• [Aufgaben]
A. Beantworte drei Fragen zum Text über Bob Dylan, je eine pro Zeile:
(i) Als Kreuzung woraus beschrieb Robert Shelton den jungen Sänger?
(ii) Welcher junge Mann hat sich die Kunstfigur Bob Dylan ausgedacht?
(iii) Wessen Pseudonym ist Stacey Williams?
B. Setze den Text über Bob Dylan nach seinem letzten Satz fort.

• [Vorliegender Text]
== == ==

Diese Begründung ist fast so alt wie Bob Dylan selbst. Schon mehr als ein halbes Jahrhundert zuvor beschrieb der Jazzkritiker Robert Shelton den jungen Sänger mal als »eine Kreuzung aus Chorknabe und Beatnik … Er bricht alle Regeln des Songschreibens – außer der, dass man etwas zu sagen haben muss«. Der so Beschriebene beteuerte später in seinen Memoiren Chronicles. Volume One, er habe nie vorgehabt, irgendwelche Regeln zu brechen. »Ich wollte nur etwas ausdrücken, was jenseits der gewohnten Grenzen lag.«
Wenn die moderne Welt in der alten Songform Platz finden sollte, musste er diese halt erweitern, musste über Dinge singen, über die noch niemand gesungen hatte, die Form, die Sprache und die Struktur der Lieder dem anpassen, was er ausdrücken wollte. Er musste Platz schaffen für das Reale und das Surreale, die Geschichte und den Mythos, die Liebe und den Hass, die Großstadt und die Landschaft, das Innenleben und die Nachrichten, das Ernste und das Triviale, die Filme und die Literatur – von Ovid bis Allen Ginsberg, von Shakespeare bis zum japanischen Pulp-Autor Junichi Saga.
Doch auch wenn er über den traditionellen Song hinausgeht, ist das immer noch Musik, nicht Lyrik. Es braucht die Entäußerung, den Klang der Stimme, die Betonung, die Melodie, das Arrangement, den Rhythmus – eben die Energie, um die Bedeutung eines Liedes zu erfassen.
Und die kann sich von Aufführung zu Aufführung ändern.
So wie wir alle, wenn wir etwas erlebt haben, es jedem, dem wir davon berichten, wieder neu erzählen, auf unser Gegenüber und die Umgebung reagieren, den Fokus anders setzen, ausschmücken oder verknappen, verfährt der Songwriter mit den mäandernden Geschichten, die er spinnt wie ein langes Garn. Es gilt das gesungene Wort, nicht das geschriebene.
Was für das Werk gilt, gilt für den Künstler – auch seine Identität ist permanent im Fluss, variiert und verändert sich. Denn Bob Dylan ist Teil seines Werks, ist eine Kunstfigur, die sich der junge Robert Allen Zimmerman aus dem Mittleren Westen der Vereinigten Staaten Anfang der Sechzigerjahre ausgedacht hat.
»Bob Dylan wurde am 24. Mai 1941 in Duluth, Minnesota, geboren«, heißt es auf der Hülle seiner ersten LP von 1962 in einem Text von Stacey Williams (auch das ein Pseudonym – von Robert Shelton).

== == ==

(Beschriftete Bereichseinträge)
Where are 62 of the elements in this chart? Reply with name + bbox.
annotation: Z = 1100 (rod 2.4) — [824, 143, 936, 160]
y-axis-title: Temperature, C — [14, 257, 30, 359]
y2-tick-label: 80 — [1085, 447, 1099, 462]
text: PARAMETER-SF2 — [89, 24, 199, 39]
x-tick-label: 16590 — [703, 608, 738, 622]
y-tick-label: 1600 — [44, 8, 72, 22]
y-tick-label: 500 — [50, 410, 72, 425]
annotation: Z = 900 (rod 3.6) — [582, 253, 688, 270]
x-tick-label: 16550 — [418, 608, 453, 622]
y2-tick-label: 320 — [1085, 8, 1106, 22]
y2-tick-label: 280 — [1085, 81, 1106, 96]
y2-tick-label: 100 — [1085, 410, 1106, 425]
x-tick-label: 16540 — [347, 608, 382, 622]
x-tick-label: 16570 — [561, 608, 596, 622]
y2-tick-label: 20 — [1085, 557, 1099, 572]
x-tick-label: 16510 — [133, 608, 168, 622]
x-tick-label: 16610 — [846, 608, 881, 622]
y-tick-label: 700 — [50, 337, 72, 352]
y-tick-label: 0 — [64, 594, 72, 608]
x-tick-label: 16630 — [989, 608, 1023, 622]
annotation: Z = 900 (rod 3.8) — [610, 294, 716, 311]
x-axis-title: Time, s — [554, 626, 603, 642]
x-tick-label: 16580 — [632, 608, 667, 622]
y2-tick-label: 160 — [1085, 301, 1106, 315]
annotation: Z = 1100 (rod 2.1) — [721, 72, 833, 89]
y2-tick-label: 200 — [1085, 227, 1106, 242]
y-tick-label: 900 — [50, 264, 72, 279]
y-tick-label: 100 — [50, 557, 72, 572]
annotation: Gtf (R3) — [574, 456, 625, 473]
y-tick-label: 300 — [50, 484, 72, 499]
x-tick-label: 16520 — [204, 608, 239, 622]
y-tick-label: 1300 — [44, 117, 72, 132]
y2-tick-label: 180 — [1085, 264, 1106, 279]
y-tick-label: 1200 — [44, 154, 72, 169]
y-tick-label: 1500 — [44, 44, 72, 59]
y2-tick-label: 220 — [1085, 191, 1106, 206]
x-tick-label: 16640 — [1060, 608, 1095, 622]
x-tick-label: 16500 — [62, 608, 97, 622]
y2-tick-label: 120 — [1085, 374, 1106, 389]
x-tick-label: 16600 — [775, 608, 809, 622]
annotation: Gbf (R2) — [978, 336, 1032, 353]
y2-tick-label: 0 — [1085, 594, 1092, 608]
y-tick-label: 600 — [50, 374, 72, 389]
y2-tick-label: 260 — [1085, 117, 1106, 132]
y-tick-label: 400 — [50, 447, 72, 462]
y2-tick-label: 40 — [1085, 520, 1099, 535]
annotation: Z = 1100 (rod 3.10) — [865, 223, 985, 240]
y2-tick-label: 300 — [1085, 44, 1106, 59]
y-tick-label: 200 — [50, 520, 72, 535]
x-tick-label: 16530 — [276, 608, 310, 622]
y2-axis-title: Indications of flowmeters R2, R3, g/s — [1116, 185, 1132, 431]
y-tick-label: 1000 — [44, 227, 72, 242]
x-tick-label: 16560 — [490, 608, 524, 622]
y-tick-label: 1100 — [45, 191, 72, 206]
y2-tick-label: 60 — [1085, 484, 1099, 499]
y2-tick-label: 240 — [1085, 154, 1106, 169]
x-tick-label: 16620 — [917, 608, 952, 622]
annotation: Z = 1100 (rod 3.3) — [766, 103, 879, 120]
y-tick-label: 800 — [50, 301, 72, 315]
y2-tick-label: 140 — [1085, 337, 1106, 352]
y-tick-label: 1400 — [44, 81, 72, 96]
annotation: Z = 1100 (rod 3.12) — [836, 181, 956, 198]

== == ==

• [Lösungen]
A.
(i) Aus Chorknabe und Beatnik.
(ii) Robert Allen Zimmerman aus dem Mittleren Westen der Vereinigten Staaten.
(iii) Das Pseudonym von Robert Shelton.

B.
»Nachdem er kurz in Sioux Falls, South Dakota, und Gallup, New Mexico, gelebt hatte, absolvierte er die Highschool in Hibbing, Minnesota, ›ganz oben an der kanadischen Grenze‹. Für sechs quälende Monate besuchte Bob die
University of Minnesota mit einem Stipendium. Aber wie so viele der unruhigen, wissbegierigen Studenten seiner Generation konnten ihn die engen Mauern des Colleges nicht halten. ›Die Schule war nichts für mich‹, sagt er. ›Ich bin rausgeflogen. Ich habe viel gelesen, aber nicht die verlangte Lektüre.‹ Er erinnert sich, wie er die ganze Nacht wachblieb, um die Philosophie von Kant durchzuarbeiten, anstatt Living With the Birds für einen naturwissenschaftlichen Kurs zu lesen. ›Meistens‹, fasst er seine College-Tage zusammen, ›konnte ich nicht lange an einem Ort bleiben.‹«
Auch Robert Allen Zimmerman wurde am 24. Mai 1941 in
Duluth geboren, wuchs in »Hibbing, Minnesota, ganz oben an der kanadischen Grenze« auf und besuchte die University of Minnesota in Minneapolis – beziehungsweise: Er besuchte sie eben nicht, weil er lieber in den Folkclubs des Vergnügungsviertels Dinkytown Lieder des linken Folksängers Woody Guthrie sang. Aber als milchgesichtiger Spross einer jüdischen Mittelstandsfamilie wäre das nicht besonders glaubwürdig gewesen, also erfand er sich als viel herumgekommener, mit der Halbwelt vertrauter Vagabund Bob Dylan neu. In Sioux Falls, South Dakota, und Gallup, New Mexico, war Robert Zimmerman nie gewesen. Auch nicht in Central City, Colorado, wo Bob Dylan laut Stacey Williams 1959 seinen ersten Job hatte – »in einem schäbigen Striptease-Laden«. Und wenn man hört, wie er 1962 auf seinem ersten Album mit der Stimme eines alten Mannes Folksongs und ein paar altersweise eigene Lieder singt, glaubt man ihm jedes Wort seiner Rumtreibergeschichten.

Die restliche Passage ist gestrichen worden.